### STATED EXERCISE
Print all the entries verbatim.

### GIVEN ENTRIES
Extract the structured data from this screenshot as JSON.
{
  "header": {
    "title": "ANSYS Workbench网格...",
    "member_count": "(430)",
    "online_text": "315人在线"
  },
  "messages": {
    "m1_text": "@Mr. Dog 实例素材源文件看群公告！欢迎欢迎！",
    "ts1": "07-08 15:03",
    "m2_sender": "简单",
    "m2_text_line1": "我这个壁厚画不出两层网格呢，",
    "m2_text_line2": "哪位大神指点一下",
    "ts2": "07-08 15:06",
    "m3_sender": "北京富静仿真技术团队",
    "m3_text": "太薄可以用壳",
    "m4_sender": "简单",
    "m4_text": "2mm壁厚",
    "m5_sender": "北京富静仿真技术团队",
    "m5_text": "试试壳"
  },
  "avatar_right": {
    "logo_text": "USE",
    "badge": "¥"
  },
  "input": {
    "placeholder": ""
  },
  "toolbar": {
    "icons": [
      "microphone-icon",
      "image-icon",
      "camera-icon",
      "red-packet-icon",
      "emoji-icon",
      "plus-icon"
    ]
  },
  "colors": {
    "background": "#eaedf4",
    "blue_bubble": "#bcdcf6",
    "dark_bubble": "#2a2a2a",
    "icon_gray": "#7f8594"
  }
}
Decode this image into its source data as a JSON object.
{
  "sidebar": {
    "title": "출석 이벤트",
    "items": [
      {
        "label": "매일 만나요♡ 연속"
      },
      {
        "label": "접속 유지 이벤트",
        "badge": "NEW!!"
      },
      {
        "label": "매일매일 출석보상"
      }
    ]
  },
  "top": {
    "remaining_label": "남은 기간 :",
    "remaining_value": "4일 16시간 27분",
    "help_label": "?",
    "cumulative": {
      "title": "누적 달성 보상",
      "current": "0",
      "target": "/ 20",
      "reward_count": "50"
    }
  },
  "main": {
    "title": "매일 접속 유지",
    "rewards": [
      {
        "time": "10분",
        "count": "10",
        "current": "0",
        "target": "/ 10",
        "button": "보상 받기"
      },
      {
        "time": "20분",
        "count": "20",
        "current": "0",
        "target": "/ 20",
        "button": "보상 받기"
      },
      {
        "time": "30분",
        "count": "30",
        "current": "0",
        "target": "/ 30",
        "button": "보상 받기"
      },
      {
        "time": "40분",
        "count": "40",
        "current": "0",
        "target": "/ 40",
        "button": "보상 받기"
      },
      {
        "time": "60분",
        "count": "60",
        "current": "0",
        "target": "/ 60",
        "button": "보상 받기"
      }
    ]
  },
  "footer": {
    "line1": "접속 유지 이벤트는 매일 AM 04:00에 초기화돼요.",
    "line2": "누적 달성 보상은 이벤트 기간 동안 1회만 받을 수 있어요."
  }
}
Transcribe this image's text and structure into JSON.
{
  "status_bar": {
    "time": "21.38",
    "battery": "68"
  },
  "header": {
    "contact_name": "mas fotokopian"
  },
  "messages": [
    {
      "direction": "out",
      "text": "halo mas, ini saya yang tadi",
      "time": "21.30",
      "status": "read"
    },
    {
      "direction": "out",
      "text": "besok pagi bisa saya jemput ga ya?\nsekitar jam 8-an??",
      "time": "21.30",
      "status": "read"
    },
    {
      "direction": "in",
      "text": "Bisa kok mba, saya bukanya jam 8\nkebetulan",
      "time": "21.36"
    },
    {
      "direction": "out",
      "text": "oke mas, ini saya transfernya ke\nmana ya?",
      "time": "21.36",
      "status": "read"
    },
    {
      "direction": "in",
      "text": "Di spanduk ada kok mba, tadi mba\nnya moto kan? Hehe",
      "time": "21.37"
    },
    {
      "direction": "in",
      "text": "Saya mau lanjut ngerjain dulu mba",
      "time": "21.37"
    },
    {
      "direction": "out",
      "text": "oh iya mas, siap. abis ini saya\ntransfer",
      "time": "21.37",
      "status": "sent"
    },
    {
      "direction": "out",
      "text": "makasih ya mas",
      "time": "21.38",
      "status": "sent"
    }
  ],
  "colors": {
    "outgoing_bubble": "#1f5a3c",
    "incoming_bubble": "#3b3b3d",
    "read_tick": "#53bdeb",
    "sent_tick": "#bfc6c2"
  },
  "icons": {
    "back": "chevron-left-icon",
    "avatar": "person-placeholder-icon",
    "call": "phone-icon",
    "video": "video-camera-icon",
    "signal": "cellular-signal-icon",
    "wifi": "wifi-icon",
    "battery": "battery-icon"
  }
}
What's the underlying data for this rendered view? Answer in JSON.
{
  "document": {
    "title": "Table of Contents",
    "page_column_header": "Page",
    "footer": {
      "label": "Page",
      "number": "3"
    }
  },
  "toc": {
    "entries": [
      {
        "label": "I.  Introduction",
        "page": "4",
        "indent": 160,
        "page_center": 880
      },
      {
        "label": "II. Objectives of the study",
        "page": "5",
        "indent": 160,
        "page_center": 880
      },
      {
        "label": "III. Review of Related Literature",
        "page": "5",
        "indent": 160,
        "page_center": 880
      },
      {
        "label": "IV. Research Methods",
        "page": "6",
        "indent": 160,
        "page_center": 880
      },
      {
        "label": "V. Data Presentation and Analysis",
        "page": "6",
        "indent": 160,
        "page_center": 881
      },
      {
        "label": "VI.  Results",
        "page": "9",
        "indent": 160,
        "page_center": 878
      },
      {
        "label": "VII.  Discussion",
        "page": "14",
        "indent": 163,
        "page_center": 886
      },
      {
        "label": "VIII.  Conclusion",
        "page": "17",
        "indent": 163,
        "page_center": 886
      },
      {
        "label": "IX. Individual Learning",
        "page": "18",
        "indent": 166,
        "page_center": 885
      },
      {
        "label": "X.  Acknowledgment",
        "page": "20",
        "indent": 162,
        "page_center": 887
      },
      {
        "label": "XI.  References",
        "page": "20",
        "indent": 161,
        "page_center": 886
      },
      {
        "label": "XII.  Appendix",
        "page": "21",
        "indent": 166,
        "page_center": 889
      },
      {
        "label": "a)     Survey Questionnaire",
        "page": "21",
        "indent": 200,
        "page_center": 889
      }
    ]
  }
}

### FINAL RESULT
Extract the structured data from this screenshot as JSON.
{
  "header": {
    "title": "ANSYS Workbench网格...",
    "member_count": "(430)",
    "online_text": "315人在线"
  },
  "messages": {
    "m1_text": "@Mr. Dog 实例素材源文件看群公告！欢迎欢迎！",
    "ts1": "07-08 15:03",
    "m2_sender": "简单",
    "m2_text_line1": "我这个壁厚画不出两层网格呢，",
    "m2_text_line2": "哪位大神指点一下",
    "ts2": "07-08 15:06",
    "m3_sender": "北京富静仿真技术团队",
    "m3_text": "太薄可以用壳",
    "m4_sender": "简单",
    "m4_text": "2mm壁厚",
    "m5_sender": "北京富静仿真技术团队",
    "m5_text": "试试壳"
  },
  "avatar_right": {
    "logo_text": "USE",
    "badge": "¥"
  },
  "input": {
    "placeholder": ""
  },
  "toolbar": {
    "icons": [
      "microphone-icon",
      "image-icon",
      "camera-icon",
      "red-packet-icon",
      "emoji-icon",
      "plus-icon"
    ]
  },
  "colors": {
    "background": "#eaedf4",
    "blue_bubble": "#bcdcf6",
    "dark_bubble": "#2a2a2a",
    "icon_gray": "#7f8594"
  }
}
Decode this image into its source data as a JSON object.
{
  "sidebar": {
    "title": "출석 이벤트",
    "items": [
      {
        "label": "매일 만나요♡ 연속"
      },
      {
        "label": "접속 유지 이벤트",
        "badge": "NEW!!"
      },
      {
        "label": "매일매일 출석보상"
      }
    ]
  },
  "top": {
    "remaining_label": "남은 기간 :",
    "remaining_value": "4일 16시간 27분",
    "help_label": "?",
    "cumulative": {
      "title": "누적 달성 보상",
      "current": "0",
      "target": "/ 20",
      "reward_count": "50"
    }
  },
  "main": {
    "title": "매일 접속 유지",
    "rewards": [
      {
        "time": "10분",
        "count": "10",
        "current": "0",
        "target": "/ 10",
        "button": "보상 받기"
      },
      {
        "time": "20분",
        "count": "20",
        "current": "0",
        "target": "/ 20",
        "button": "보상 받기"
      },
      {
        "time": "30분",
        "count": "30",
        "current": "0",
        "target": "/ 30",
        "button": "보상 받기"
      },
      {
        "time": "40분",
        "count": "40",
        "current": "0",
        "target": "/ 40",
        "button": "보상 받기"
      },
      {
        "time": "60분",
        "count": "60",
        "current": "0",
        "target": "/ 60",
        "button": "보상 받기"
      }
    ]
  },
  "footer": {
    "line1": "접속 유지 이벤트는 매일 AM 04:00에 초기화돼요.",
    "line2": "누적 달성 보상은 이벤트 기간 동안 1회만 받을 수 있어요."
  }
}
Transcribe this image's text and structure into JSON.
{
  "status_bar": {
    "time": "21.38",
    "battery": "68"
  },
  "header": {
    "contact_name": "mas fotokopian"
  },
  "messages": [
    {
      "direction": "out",
      "text": "halo mas, ini saya yang tadi",
      "time": "21.30",
      "status": "read"
    },
    {
      "direction": "out",
      "text": "besok pagi bisa saya jemput ga ya?\nsekitar jam 8-an??",
      "time": "21.30",
      "status": "read"
    },
    {
      "direction": "in",
      "text": "Bisa kok mba, saya bukanya jam 8\nkebetulan",
      "time": "21.36"
    },
    {
      "direction": "out",
      "text": "oke mas, ini saya transfernya ke\nmana ya?",
      "time": "21.36",
      "status": "read"
    },
    {
      "direction": "in",
      "text": "Di spanduk ada kok mba, tadi mba\nnya moto kan? Hehe",
      "time": "21.37"
    },
    {
      "direction": "in",
      "text": "Saya mau lanjut ngerjain dulu mba",
      "time": "21.37"
    },
    {
      "direction": "out",
      "text": "oh iya mas, siap. abis ini saya\ntransfer",
      "time": "21.37",
      "status": "sent"
    },
    {
      "direction": "out",
      "text": "makasih ya mas",
      "time": "21.38",
      "status": "sent"
    }
  ],
  "colors": {
    "outgoing_bubble": "#1f5a3c",
    "incoming_bubble": "#3b3b3d",
    "read_tick": "#53bdeb",
    "sent_tick": "#bfc6c2"
  },
  "icons": {
    "back": "chevron-left-icon",
    "avatar": "person-placeholder-icon",
    "call": "phone-icon",
    "video": "video-camera-icon",
    "signal": "cellular-signal-icon",
    "wifi": "wifi-icon",
    "battery": "battery-icon"
  }
}
What's the underlying data for this rendered view? Answer in JSON.
{
  "document": {
    "title": "Table of Contents",
    "page_column_header": "Page",
    "footer": {
      "label": "Page",
      "number": "3"
    }
  },
  "toc": {
    "entries": [
      {
        "label": "I.  Introduction",
        "page": "4",
        "indent": 160,
        "page_center": 880
      },
      {
        "label": "II. Objectives of the study",
        "page": "5",
        "indent": 160,
        "page_center": 880
      },
      {
        "label": "III. Review of Related Literature",
        "page": "5",
        "indent": 160,
        "page_center": 880
      },
      {
        "label": "IV. Research Methods",
        "page": "6",
        "indent": 160,
        "page_center": 880
      },
      {
        "label": "V. Data Presentation and Analysis",
        "page": "6",
        "indent": 160,
        "page_center": 881
      },
      {
        "label": "VI.  Results",
        "page": "9",
        "indent": 160,
        "page_center": 878
      },
      {
        "label": "VII.  Discussion",
        "page": "14",
        "indent": 163,
        "page_center": 886
      },
      {
        "label": "VIII.  Conclusion",
        "page": "17",
        "indent": 163,
        "page_center": 886
      },
      {
        "label": "IX. Individual Learning",
        "page": "18",
        "indent": 166,
        "page_center": 885
      },
      {
        "label": "X.  Acknowledgment",
        "page": "20",
        "indent": 162,
        "page_center": 887
      },
      {
        "label": "XI.  References",
        "page": "20",
        "indent": 161,
        "page_center": 886
      },
      {
        "label": "XII.  Appendix",
        "page": "21",
        "indent": 166,
        "page_center": 889
      },
      {
        "label": "a)     Survey Questionnaire",
        "page": "21",
        "indent": 200,
        "page_center": 889
      }
    ]
  }
}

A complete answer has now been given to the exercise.